--- DATASET ROWS ---
+---+

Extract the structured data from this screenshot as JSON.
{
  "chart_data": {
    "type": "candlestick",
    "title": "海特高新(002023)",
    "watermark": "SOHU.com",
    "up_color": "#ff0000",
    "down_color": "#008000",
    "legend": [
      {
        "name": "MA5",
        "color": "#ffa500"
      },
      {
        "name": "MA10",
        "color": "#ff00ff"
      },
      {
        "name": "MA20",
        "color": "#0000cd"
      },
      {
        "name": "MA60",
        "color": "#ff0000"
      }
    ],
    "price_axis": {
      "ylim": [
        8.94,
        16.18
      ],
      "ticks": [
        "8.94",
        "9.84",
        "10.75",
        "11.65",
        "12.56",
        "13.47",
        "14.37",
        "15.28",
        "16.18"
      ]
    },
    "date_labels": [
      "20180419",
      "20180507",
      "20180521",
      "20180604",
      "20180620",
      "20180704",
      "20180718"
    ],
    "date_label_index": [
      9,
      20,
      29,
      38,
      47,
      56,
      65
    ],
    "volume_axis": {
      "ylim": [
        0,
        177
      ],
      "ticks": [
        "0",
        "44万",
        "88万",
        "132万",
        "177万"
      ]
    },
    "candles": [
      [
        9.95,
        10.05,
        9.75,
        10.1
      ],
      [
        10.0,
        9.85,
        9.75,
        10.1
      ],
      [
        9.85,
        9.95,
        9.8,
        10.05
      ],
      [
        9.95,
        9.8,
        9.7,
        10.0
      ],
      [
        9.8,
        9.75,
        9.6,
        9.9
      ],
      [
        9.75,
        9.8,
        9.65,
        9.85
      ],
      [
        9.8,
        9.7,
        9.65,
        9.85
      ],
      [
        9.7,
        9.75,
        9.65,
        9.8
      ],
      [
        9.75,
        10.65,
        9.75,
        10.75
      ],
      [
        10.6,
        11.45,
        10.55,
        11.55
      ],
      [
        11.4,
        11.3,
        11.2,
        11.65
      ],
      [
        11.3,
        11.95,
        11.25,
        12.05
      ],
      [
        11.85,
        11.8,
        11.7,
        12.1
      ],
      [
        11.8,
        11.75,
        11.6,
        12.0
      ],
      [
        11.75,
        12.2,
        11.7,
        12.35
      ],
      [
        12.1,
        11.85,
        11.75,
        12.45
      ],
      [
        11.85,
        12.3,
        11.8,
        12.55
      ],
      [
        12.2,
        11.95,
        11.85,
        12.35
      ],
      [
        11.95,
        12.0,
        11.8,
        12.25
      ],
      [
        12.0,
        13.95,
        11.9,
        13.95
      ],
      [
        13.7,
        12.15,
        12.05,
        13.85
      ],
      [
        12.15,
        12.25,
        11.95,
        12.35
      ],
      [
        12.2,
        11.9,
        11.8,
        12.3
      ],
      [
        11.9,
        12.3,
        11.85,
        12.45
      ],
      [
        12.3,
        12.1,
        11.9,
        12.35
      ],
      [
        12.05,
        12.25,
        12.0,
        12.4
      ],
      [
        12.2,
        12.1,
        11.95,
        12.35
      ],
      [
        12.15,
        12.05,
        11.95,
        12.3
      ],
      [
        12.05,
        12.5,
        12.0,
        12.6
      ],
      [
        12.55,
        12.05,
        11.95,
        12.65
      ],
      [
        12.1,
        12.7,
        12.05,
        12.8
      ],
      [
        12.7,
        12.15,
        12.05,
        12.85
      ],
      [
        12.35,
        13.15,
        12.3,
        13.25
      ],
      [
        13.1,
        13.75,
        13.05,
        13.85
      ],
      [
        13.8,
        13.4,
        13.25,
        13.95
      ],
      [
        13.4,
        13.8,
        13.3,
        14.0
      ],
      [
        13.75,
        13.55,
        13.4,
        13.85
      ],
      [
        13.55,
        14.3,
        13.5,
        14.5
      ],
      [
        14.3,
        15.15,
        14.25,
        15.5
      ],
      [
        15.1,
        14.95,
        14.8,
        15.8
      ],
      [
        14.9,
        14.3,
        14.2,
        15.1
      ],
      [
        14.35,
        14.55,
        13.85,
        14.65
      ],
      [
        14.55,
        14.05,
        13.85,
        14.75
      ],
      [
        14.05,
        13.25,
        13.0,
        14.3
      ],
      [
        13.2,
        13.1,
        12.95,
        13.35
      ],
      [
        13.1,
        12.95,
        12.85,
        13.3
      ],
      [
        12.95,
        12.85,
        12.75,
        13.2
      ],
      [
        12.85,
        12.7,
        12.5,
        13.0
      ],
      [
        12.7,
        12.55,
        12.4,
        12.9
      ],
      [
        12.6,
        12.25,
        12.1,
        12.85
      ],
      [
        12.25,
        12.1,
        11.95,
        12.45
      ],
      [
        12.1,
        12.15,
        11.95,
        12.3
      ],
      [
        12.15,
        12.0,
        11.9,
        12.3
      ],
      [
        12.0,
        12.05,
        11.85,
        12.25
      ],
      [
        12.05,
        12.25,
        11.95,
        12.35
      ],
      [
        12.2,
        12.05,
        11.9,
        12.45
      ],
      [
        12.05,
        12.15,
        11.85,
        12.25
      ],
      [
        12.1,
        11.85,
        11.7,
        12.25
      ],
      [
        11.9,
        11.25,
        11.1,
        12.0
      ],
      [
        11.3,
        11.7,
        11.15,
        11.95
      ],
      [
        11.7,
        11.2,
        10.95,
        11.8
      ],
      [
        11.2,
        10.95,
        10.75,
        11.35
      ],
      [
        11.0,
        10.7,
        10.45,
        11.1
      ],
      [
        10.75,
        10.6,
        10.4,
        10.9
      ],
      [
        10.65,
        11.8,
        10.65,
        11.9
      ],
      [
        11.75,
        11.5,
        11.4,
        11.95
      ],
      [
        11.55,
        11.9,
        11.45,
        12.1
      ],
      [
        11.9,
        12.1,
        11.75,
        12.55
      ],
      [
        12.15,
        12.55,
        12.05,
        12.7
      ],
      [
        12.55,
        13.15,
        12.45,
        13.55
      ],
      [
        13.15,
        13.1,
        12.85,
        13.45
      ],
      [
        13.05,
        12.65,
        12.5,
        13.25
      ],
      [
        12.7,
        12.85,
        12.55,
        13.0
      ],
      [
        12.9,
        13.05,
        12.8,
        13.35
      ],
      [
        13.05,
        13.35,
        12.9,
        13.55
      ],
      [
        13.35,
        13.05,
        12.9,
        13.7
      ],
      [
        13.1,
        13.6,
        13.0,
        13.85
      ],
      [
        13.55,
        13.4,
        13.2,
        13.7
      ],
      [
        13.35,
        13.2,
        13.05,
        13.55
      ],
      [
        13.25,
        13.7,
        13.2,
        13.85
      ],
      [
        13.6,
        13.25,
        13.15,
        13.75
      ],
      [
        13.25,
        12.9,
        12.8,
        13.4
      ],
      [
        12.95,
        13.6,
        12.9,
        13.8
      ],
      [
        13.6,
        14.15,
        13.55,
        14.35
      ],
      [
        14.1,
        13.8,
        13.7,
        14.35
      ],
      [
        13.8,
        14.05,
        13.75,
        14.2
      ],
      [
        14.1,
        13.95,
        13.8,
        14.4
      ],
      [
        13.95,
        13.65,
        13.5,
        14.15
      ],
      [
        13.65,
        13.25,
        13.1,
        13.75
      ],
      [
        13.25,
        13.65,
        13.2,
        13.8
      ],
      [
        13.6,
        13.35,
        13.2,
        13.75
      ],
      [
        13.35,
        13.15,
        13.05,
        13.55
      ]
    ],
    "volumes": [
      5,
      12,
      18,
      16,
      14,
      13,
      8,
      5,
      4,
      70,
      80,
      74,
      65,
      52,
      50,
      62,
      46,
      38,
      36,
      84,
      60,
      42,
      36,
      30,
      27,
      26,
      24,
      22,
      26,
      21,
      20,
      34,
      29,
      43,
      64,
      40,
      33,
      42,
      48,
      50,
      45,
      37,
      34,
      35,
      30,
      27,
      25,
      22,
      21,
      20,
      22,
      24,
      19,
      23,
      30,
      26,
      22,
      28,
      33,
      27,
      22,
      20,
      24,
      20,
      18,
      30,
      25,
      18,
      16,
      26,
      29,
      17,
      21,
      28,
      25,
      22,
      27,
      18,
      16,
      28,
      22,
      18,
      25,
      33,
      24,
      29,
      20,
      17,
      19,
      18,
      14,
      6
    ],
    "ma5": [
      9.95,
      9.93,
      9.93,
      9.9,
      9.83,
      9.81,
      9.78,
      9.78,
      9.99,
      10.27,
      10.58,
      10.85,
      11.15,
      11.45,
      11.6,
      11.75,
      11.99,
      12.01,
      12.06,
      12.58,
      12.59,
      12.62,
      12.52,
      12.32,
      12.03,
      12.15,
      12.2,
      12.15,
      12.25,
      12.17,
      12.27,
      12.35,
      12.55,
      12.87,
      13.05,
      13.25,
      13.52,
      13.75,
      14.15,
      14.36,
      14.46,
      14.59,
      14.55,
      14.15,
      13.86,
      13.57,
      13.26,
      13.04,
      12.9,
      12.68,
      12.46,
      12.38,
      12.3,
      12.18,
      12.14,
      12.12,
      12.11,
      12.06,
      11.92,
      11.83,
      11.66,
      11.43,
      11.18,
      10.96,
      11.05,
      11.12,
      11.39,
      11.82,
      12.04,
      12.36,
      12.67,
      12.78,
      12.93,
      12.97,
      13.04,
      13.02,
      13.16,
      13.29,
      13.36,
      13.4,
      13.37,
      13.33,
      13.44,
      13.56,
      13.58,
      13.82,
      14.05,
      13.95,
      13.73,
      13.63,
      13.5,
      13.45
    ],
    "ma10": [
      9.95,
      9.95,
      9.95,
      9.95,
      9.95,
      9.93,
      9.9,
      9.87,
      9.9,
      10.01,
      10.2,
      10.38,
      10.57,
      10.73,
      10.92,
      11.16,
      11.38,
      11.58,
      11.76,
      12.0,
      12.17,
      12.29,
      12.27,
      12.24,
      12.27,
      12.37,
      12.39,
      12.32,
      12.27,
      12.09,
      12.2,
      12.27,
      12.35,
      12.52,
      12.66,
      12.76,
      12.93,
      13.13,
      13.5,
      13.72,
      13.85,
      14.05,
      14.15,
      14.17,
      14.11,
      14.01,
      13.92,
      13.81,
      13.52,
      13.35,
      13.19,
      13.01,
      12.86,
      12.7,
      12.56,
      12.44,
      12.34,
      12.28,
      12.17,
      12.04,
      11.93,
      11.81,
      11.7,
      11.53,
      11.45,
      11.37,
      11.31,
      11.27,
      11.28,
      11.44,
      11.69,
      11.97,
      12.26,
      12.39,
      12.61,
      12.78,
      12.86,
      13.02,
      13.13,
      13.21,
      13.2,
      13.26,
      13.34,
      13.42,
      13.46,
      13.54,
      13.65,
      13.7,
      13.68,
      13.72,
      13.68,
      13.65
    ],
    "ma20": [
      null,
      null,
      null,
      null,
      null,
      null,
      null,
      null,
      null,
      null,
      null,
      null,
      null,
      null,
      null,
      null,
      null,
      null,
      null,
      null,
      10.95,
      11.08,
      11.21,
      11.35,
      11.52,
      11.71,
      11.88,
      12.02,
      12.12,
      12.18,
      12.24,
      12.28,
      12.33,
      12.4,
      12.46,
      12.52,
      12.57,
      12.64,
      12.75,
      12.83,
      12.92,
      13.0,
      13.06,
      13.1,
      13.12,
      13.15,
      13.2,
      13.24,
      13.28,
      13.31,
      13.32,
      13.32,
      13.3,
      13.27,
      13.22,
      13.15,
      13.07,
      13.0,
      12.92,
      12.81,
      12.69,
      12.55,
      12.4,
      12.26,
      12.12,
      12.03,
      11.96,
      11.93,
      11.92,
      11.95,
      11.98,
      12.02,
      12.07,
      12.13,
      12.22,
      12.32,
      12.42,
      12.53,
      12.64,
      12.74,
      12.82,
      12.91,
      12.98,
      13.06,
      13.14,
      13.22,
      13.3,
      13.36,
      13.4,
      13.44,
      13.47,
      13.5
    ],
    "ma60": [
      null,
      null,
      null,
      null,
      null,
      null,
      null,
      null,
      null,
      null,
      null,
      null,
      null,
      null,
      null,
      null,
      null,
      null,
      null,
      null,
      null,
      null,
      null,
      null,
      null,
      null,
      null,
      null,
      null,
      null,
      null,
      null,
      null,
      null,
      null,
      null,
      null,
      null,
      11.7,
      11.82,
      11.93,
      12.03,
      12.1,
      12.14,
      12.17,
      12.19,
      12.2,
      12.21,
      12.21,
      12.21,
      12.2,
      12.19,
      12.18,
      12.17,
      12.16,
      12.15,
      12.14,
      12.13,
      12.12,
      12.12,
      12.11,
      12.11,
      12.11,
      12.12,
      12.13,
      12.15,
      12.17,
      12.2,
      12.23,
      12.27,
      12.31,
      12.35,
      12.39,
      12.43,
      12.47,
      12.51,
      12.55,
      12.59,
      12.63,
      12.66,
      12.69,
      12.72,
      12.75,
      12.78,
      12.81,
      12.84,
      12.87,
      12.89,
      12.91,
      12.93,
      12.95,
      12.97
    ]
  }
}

+---+

From the entries above, copy every line that holds the word "name".

--- WRITTEN REPLY ---
        "name": "MA5",
        "name": "MA10",
        "name": "MA20",
        "name": "MA60",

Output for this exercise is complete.